Friday, February 1, 2019

Courtship After Marriage, 1886 (and my work in progress)

by USA Today Bestselling Author Kristin Holt

The following vintage newspaper article, titled Courtship after Marriage (from The American Rural Home), published on January 6, 1886 in The Millbrook Herald of Millbrook, Kansas. The title naturally caught my attention, and later discovered the 1886 attitude about how courtship can and should continue after marriage is an ideal basic premise in my WIP (work in progress), The Silver-Strike Bride (Prosperity’s Mail-Order Brides, book 2 (book 1- The Bride Lottery), is also set in 1881.

How 1886 this article sounds! The advice in this article resembles what today’s gurus about successful marriages would say—but only just. I find it interesting that Victorians were so appearance-focused, as clean and tidy equaled, apparently, respect and courtesy.

I must emphasize that while my heroine Caroline supposes that an ongoing courtship in the manner that this article, and she reads a bit too much into her new husband’s behavior, the more Tom comes in from his mine (or doesn’t) without cleaning up for her, the more she “borrows trouble”. The tagline for this WIP is Sweethearts with Secrets, it’s a safe bet that this after-marriage sweet romance will be troubled by the secrets both Tom and Caroline are keeping, no matter how prudent their reasons. Some things, it seems, can’t be hidden behind tidy, clean hair and the most orderly of appearances. (I’m loving this story! I can’t wait to share it with you.)

I’ve transcribed the article precisely as spelled, formatted, and punctuated (yes, even the typos where the type was misplaced: Instsad, envolving and similar accepted spellings like ‘overhalls’ and 'undoubtly'). I find the 1886-speak captivating. The tone and content of this article is SO late-nineteenth century.

Courtship after Marriage.

The American Rural Home.

          We wish to say a few words, in all gravity, to young farmers and their wives, who have entered into the nearest, sweetest, most sacred relation it is possible for individuals to assume towards one another, in this world. You have formed a life union to establish a family; to obtain a competency for your support and for the support and education of those human beings who may be the result of your union; to build up a rural home that shall be a pleasant, beautiful dwelling-place for you while you live, and for your children so long as they shall live with you, and a place that shall live in their memories, when they shall have gone forth from the parental home to establish, for themselves, homes in the world.

▶ [Written request a] Reproduce the entries verbatim, beginning with the first line of the entries and continuing through the line containing "footnote-corresponding-mark: ∗ [114, 906, 122, 916]", both included.

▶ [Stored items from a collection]
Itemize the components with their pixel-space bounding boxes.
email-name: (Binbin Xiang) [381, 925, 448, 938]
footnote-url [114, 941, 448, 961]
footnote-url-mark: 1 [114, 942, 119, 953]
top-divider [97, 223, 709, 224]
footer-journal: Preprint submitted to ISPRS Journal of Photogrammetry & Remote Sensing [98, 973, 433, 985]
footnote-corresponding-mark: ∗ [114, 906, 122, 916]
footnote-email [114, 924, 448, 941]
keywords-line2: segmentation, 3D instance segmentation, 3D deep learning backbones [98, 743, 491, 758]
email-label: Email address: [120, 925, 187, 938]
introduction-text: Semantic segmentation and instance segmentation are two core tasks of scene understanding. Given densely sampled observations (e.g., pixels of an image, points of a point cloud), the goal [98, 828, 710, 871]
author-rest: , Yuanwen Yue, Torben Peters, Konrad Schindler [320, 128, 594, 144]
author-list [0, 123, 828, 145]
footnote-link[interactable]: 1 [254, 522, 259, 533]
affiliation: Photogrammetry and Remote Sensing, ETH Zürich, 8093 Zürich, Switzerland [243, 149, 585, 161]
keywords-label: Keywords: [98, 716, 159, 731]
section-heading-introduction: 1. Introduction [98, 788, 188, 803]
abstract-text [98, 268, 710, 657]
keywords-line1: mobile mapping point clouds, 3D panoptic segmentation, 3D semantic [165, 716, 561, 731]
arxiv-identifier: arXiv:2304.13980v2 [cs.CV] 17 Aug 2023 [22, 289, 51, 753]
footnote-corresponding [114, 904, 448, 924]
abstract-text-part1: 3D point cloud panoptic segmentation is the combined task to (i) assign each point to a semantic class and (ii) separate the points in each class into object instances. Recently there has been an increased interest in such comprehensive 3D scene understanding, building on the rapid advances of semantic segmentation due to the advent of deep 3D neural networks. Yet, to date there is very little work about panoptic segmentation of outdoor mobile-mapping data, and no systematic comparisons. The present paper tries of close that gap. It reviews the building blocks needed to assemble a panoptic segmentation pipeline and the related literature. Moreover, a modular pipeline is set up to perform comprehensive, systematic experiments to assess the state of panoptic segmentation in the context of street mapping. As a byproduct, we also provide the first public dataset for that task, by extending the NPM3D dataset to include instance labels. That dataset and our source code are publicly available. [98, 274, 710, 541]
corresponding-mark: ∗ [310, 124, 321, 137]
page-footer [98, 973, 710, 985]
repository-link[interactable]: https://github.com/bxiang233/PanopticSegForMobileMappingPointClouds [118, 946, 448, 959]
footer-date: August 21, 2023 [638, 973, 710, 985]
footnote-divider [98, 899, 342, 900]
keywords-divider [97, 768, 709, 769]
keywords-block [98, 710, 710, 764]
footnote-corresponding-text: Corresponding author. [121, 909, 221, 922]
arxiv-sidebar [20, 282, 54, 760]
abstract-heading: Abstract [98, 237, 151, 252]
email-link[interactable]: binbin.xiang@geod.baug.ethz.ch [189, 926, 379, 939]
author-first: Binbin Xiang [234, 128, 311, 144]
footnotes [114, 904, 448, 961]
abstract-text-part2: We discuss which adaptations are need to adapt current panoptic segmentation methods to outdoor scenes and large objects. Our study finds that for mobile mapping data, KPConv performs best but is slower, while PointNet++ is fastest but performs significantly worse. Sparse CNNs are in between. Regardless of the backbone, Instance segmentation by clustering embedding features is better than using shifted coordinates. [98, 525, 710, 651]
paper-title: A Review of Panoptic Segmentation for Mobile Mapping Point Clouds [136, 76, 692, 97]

▶ [Written request b] Translate the sentence "I find the 1886-speak captivating." from the post on courtship after marriage into French.

▶ [Final result a]
Itemize the components with their pixel-space bounding boxes.
email-name: (Binbin Xiang) [381, 925, 448, 938]
footnote-url [114, 941, 448, 961]
footnote-url-mark: 1 [114, 942, 119, 953]
top-divider [97, 223, 709, 224]
footer-journal: Preprint submitted to ISPRS Journal of Photogrammetry & Remote Sensing [98, 973, 433, 985]
footnote-corresponding-mark: ∗ [114, 906, 122, 916]

▶ [Final result b] Je trouve le parler de 1886 captivant.